- _GIVEN REQUEST_
The entries are to be returned exactly, with images left out.

[Data excerpts]

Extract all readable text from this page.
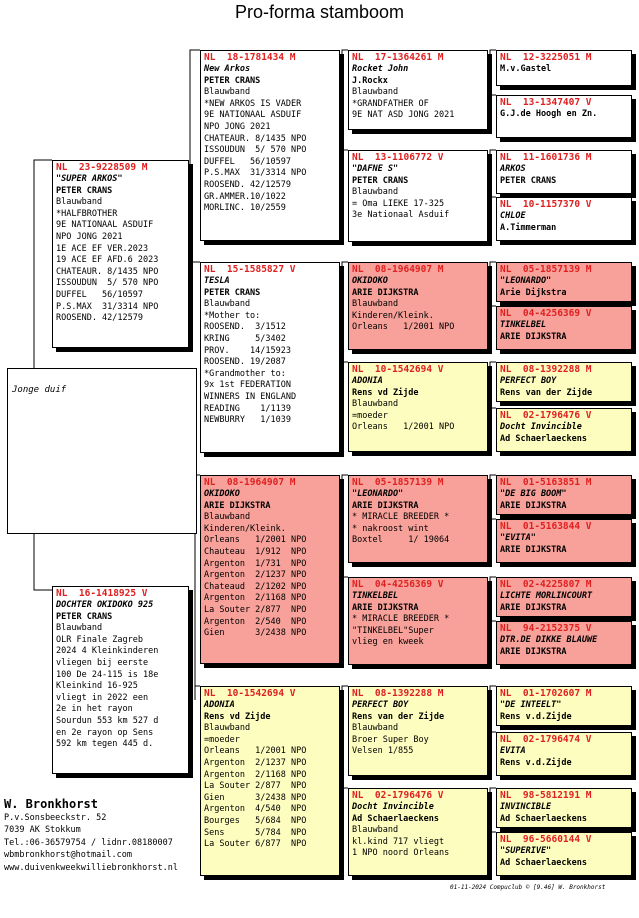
Pro-forma stamboom
Jonge duif
NL  23-9228509 M
"SUPER ARKOS"
PETER CRANS
Blauwband
*HALFBROTHER
9E NATIONAAL ASDUIF
NPO JONG 2021
1E ACE EF VER.2023
19 ACE EF AFD.6 2023
CHATEAUR. 8/1435 NPO
ISSOUDUN  5/ 570 NPO
DUFFEL   56/10597
P.S.MAX  31/3314 NPO
ROOSEND. 42/12579
NL  16-1418925 V
DOCHTER OKIDOKO 925
PETER CRANS
Blauwband
OLR Finale Zagreb
2024 4 Kleinkinderen
vliegen bij eerste
100 De 24-115 is 18e
Kleinkind 16-925
vliegt in 2022 een
2e in het rayon
Sourdun 553 km 527 d
en 2e rayon op Sens
592 km tegen 445 d.
NL  18-1781434 M
New Arkos
PETER CRANS
Blauwband
*NEW ARKOS IS VADER
9E NATIONAAL ASDUIF
NPO JONG 2021
CHATEAUR. 8/1435 NPO
ISSOUDUN  5/ 570 NPO
DUFFEL   56/10597
P.S.MAX  31/3314 NPO
ROOSEND. 42/12579
GR.AMMER.10/1022
MORLINC. 10/2559
NL  15-1585827 V
TESLA
PETER CRANS
Blauwband
*Mother to:
ROOSEND.  3/1512
KRING     5/3402
PROV.    14/15923
ROOSEND. 19/2087
*Grandmother to:
9x 1st FEDERATION
WINNERS IN ENGLAND
READING    1/1139
NEWBURRY   1/1039
NL  08-1964907 M
OKIDOKO
ARIE DIJKSTRA
Blauwband
Kinderen/Kleink.
Orleans   1/2001 NPO
Chauteau  1/912  NPO
Argenton  1/731  NPO
Argenton  2/1237 NPO
Chateaud  2/1202 NPO
Argenton  2/1168 NPO
La Souter 2/877  NPO
Argenton  2/540  NPO
Gien      3/2438 NPO
NL  10-1542694 V
ADONIA
Rens vd Zijde
Blauwband
=moeder
Orleans   1/2001 NPO
Argenton  2/1237 NPO
Argenton  2/1168 NPO
La Souter 2/877  NPO
Gien      3/2438 NPO
Argenton  4/540  NPO
Bourges   5/684  NPO
Sens      5/784  NPO
La Souter 6/877  NPO
NL  17-1364261 M
Rocket John
J.Rockx
Blauwband
*GRANDFATHER OF
9E NAT ASD JONG 2021
NL  13-1106772 V
"DAFNE S"
PETER CRANS
Blauwband
= Oma LIEKE 17-325
3e Nationaal Asduif
NL  08-1964907 M
OKIDOKO
ARIE DIJKSTRA
Blauwband
Kinderen/Kleink.
Orleans   1/2001 NPO
NL  10-1542694 V
ADONIA
Rens vd Zijde
Blauwband
=moeder
Orleans   1/2001 NPO
NL  05-1857139 M
"LEONARDO"
ARIE DIJKSTRA
* MIRACLE BREEDER *
* nakroost wint
Boxtel     1/ 19064
NL  04-4256369 V
TINKELBEL
ARIE DIJKSTRA
* MIRACLE BREEDER *
"TINKELBEL"Super
vlieg en kweek
NL  08-1392288 M
PERFECT BOY
Rens van der Zijde
Blauwband
Broer Super Boy
Velsen 1/855
NL  02-1796476 V
Docht Invincible
Ad Schaerlaeckens
Blauwband
kl.kind 717 vliegt
1 NPO noord Orleans
NL  12-3225051 M
M.v.Gastel
NL  13-1347407 V
G.J.de Hoogh en Zn.
NL  11-1601736 M
ARKOS
PETER CRANS
NL  10-1157370 V
CHLOE
A.Timmerman
NL  05-1857139 M
"LEONARDO"
Arie Dijkstra
NL  04-4256369 V
TINKELBEL
ARIE DIJKSTRA
NL  08-1392288 M
PERFECT BOY
Rens van der Zijde
NL  02-1796476 V
Docht Invincible
Ad Schaerlaeckens
NL  01-5163851 M
"DE BIG BOOM"
ARIE DIJKSTRA
NL  01-5163844 V
"EVITA"
ARIE DIJKSTRA
NL  02-4225807 M
LICHTE MORLINCOURT
ARIE DIJKSTRA
NL  94-2152375 V
DTR.DE DIKKE BLAUWE
ARIE DIJKSTRA
NL  01-1702607 M
"DE INTEELT"
Rens v.d.Zijde
NL  02-1796474 V
EVITA
Rens v.d.Zijde
NL  98-5812191 M
INVINCIBLE
Ad Schaerlaeckens
NL  96-5660144 V
"SUPERIVE"
Ad Schaerlaeckens
W. Bronkhorst
P.v.Sonsbeeckstr. 52
7039 AK Stokkum
Tel.:06-36579754 / lidnr.08180007
wbmbronkhorst@hotmail.com
www.duivenkweekwilliebronkhorst.nl
01-11-2024 Compuclub © [9.46] W. Bronkhorst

- _REPLY TO THE EXERCISE_
Extract all readable text from this page.
Pro-forma stamboom
Jonge duif
NL  23-9228509 M
"SUPER ARKOS"
PETER CRANS
Blauwband
*HALFBROTHER
9E NATIONAAL ASDUIF
NPO JONG 2021
1E ACE EF VER.2023
19 ACE EF AFD.6 2023
CHATEAUR. 8/1435 NPO
ISSOUDUN  5/ 570 NPO
DUFFEL   56/10597
P.S.MAX  31/3314 NPO
ROOSEND. 42/12579
NL  16-1418925 V
DOCHTER OKIDOKO 925
PETER CRANS
Blauwband
OLR Finale Zagreb
2024 4 Kleinkinderen
vliegen bij eerste
100 De 24-115 is 18e
Kleinkind 16-925
vliegt in 2022 een
2e in het rayon
Sourdun 553 km 527 d
en 2e rayon op Sens
592 km tegen 445 d.
NL  18-1781434 M
New Arkos
PETER CRANS
Blauwband
*NEW ARKOS IS VADER
9E NATIONAAL ASDUIF
NPO JONG 2021
CHATEAUR. 8/1435 NPO
ISSOUDUN  5/ 570 NPO
DUFFEL   56/10597
P.S.MAX  31/3314 NPO
ROOSEND. 42/12579
GR.AMMER.10/1022
MORLINC. 10/2559
NL  15-1585827 V
TESLA
PETER CRANS
Blauwband
*Mother to:
ROOSEND.  3/1512
KRING     5/3402
PROV.    14/15923
ROOSEND. 19/2087
*Grandmother to:
9x 1st FEDERATION
WINNERS IN ENGLAND
READING    1/1139
NEWBURRY   1/1039
NL  08-1964907 M
OKIDOKO
ARIE DIJKSTRA
Blauwband
Kinderen/Kleink.
Orleans   1/2001 NPO
Chauteau  1/912  NPO
Argenton  1/731  NPO
Argenton  2/1237 NPO
Chateaud  2/1202 NPO
Argenton  2/1168 NPO
La Souter 2/877  NPO
Argenton  2/540  NPO
Gien      3/2438 NPO
NL  10-1542694 V
ADONIA
Rens vd Zijde
Blauwband
=moeder
Orleans   1/2001 NPO
Argenton  2/1237 NPO
Argenton  2/1168 NPO
La Souter 2/877  NPO
Gien      3/2438 NPO
Argenton  4/540  NPO
Bourges   5/684  NPO
Sens      5/784  NPO
La Souter 6/877  NPO
NL  17-1364261 M
Rocket John
J.Rockx
Blauwband
*GRANDFATHER OF
9E NAT ASD JONG 2021
NL  13-1106772 V
"DAFNE S"
PETER CRANS
Blauwband
= Oma LIEKE 17-325
3e Nationaal Asduif
NL  08-1964907 M
OKIDOKO
ARIE DIJKSTRA
Blauwband
Kinderen/Kleink.
Orleans   1/2001 NPO
NL  10-1542694 V
ADONIA
Rens vd Zijde
Blauwband
=moeder
Orleans   1/2001 NPO
NL  05-1857139 M
"LEONARDO"
ARIE DIJKSTRA
* MIRACLE BREEDER *
* nakroost wint
Boxtel     1/ 19064
NL  04-4256369 V
TINKELBEL
ARIE DIJKSTRA
* MIRACLE BREEDER *
"TINKELBEL"Super
vlieg en kweek
NL  08-1392288 M
PERFECT BOY
Rens van der Zijde
Blauwband
Broer Super Boy
Velsen 1/855
NL  02-1796476 V
Docht Invincible
Ad Schaerlaeckens
Blauwband
kl.kind 717 vliegt
1 NPO noord Orleans
NL  12-3225051 M
M.v.Gastel
NL  13-1347407 V
G.J.de Hoogh en Zn.
NL  11-1601736 M
ARKOS
PETER CRANS
NL  10-1157370 V
CHLOE
A.Timmerman
NL  05-1857139 M
"LEONARDO"
Arie Dijkstra
NL  04-4256369 V
TINKELBEL
ARIE DIJKSTRA
NL  08-1392288 M
PERFECT BOY
Rens van der Zijde
NL  02-1796476 V
Docht Invincible
Ad Schaerlaeckens
NL  01-5163851 M
"DE BIG BOOM"
ARIE DIJKSTRA
NL  01-5163844 V
"EVITA"
ARIE DIJKSTRA
NL  02-4225807 M
LICHTE MORLINCOURT
ARIE DIJKSTRA
NL  94-2152375 V
DTR.DE DIKKE BLAUWE
ARIE DIJKSTRA
NL  01-1702607 M
"DE INTEELT"
Rens v.d.Zijde
NL  02-1796474 V
EVITA
Rens v.d.Zijde
NL  98-5812191 M
INVINCIBLE
Ad Schaerlaeckens
NL  96-5660144 V
"SUPERIVE"
Ad Schaerlaeckens
W. Bronkhorst
P.v.Sonsbeeckstr. 52
7039 AK Stokkum
Tel.:06-36579754 / lidnr.08180007
wbmbronkhorst@hotmail.com
www.duivenkweekwilliebronkhorst.nl
01-11-2024 Compuclub © [9.46] W. Bronkhorst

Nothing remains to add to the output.